- Prompt -
Work out how many lines in the data hold the string "culture". Reply with only that number.

- Available records -
/---
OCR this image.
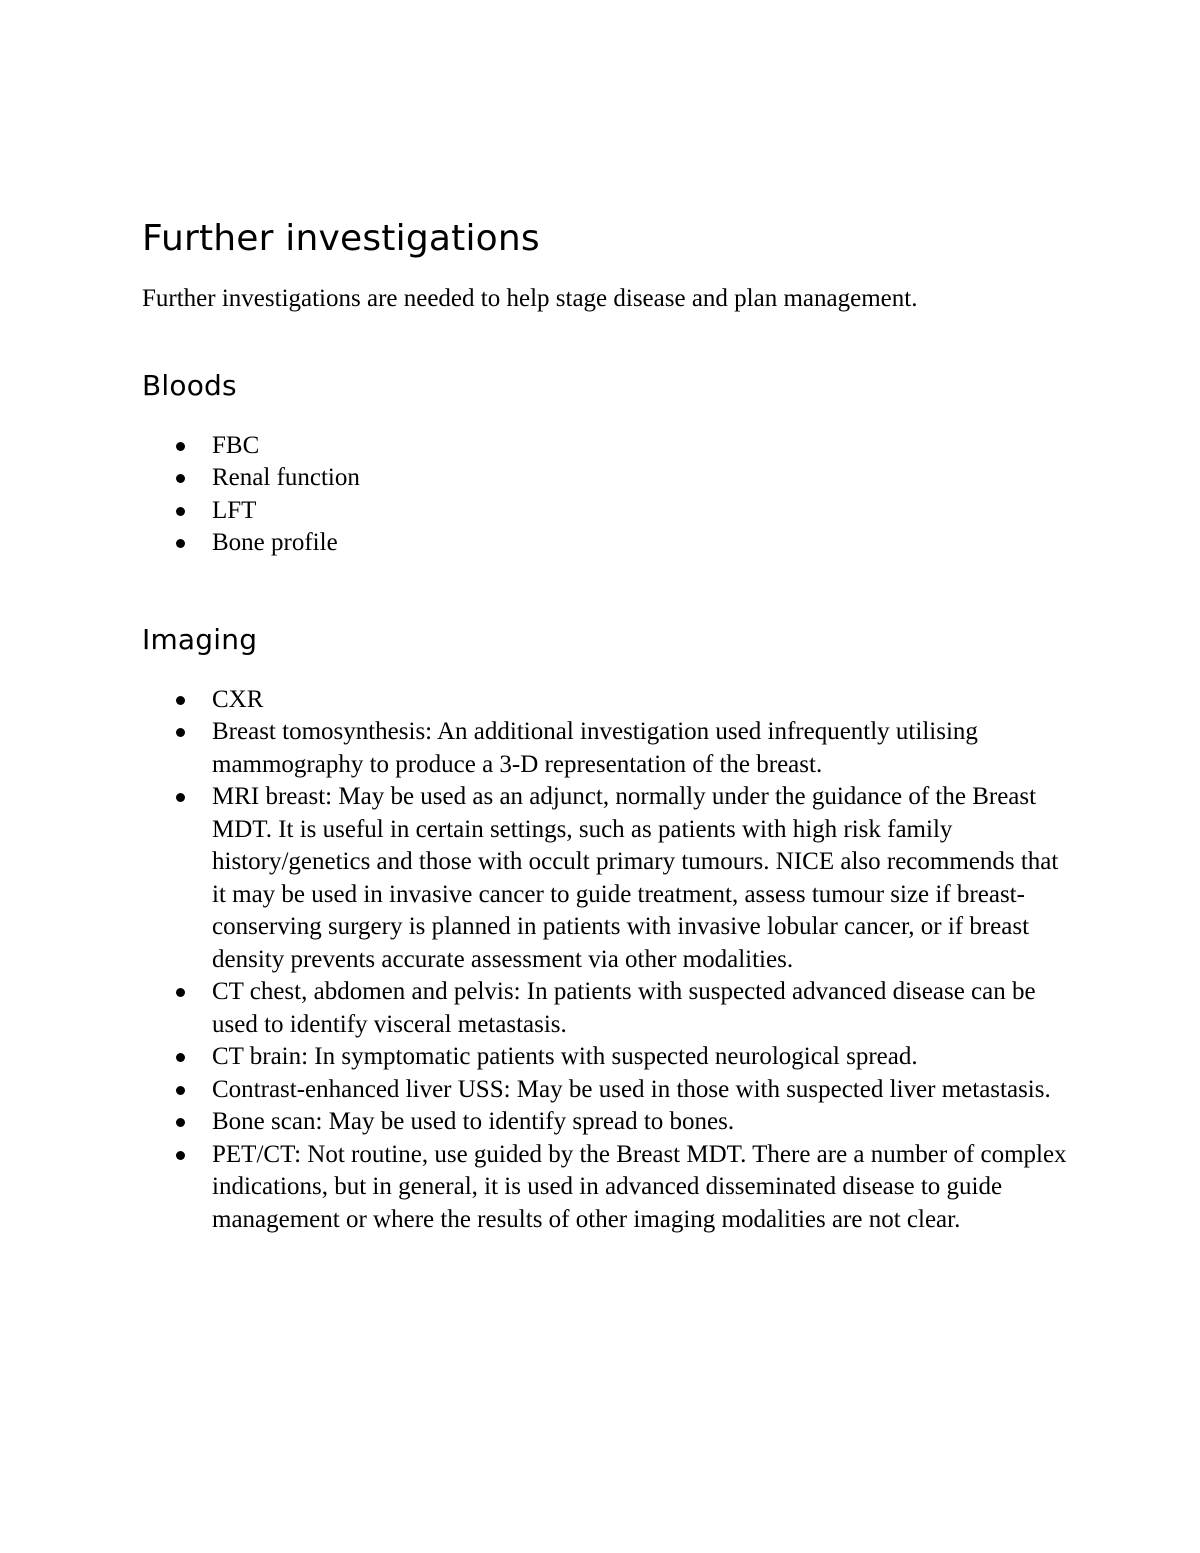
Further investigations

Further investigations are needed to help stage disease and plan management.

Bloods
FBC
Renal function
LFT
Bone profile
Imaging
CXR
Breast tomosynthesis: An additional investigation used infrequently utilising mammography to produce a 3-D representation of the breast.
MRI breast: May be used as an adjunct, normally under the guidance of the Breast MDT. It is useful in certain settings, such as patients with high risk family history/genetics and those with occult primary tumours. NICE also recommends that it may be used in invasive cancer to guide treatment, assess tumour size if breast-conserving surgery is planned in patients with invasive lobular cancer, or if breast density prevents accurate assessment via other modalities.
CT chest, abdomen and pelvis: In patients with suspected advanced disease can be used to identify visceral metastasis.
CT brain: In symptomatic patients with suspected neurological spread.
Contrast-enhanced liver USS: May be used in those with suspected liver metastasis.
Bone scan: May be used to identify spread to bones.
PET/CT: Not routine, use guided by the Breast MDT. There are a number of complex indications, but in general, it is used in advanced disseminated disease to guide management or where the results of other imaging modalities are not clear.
\---
/---
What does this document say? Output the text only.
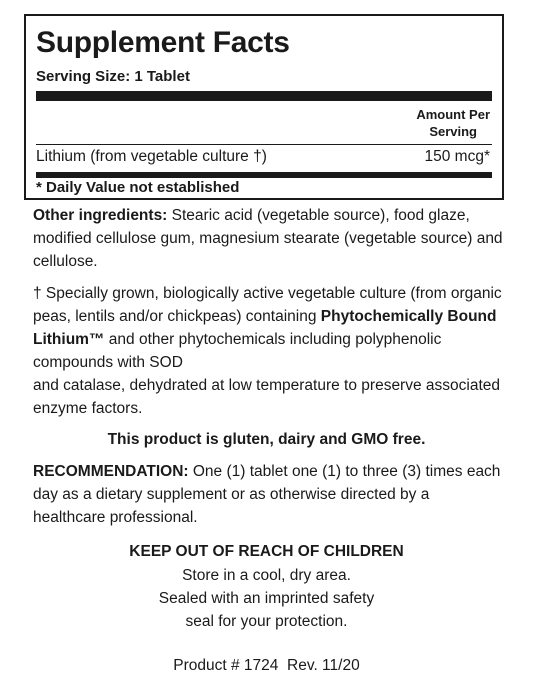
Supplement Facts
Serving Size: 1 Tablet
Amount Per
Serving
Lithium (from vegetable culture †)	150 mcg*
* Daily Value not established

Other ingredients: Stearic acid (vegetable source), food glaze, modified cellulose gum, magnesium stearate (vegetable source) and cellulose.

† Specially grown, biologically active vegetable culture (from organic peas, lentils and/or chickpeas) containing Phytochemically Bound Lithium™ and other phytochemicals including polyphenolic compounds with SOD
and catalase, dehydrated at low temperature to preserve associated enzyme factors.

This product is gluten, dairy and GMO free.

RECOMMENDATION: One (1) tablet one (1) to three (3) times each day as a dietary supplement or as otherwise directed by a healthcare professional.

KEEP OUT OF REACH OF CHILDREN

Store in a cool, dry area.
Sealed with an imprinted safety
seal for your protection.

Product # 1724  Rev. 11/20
\---
/---
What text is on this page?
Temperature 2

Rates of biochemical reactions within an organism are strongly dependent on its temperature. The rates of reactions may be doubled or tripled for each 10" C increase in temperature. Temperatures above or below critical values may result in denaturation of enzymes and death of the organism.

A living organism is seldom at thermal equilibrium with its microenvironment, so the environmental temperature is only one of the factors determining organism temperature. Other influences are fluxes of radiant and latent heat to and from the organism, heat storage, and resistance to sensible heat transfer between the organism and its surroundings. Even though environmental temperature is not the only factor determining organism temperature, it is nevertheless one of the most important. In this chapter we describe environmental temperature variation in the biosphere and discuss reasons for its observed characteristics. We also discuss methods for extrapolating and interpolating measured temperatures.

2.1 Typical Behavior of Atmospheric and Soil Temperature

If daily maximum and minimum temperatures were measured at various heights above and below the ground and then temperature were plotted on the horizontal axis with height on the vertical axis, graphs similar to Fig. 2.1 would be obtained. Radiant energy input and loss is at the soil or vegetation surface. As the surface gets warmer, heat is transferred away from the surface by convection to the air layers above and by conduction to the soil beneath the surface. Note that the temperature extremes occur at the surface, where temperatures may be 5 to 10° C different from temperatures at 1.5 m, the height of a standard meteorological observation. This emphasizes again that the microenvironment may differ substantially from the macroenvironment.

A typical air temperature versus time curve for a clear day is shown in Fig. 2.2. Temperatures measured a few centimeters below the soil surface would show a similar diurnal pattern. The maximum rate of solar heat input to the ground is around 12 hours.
\---
- Completed exercise -
2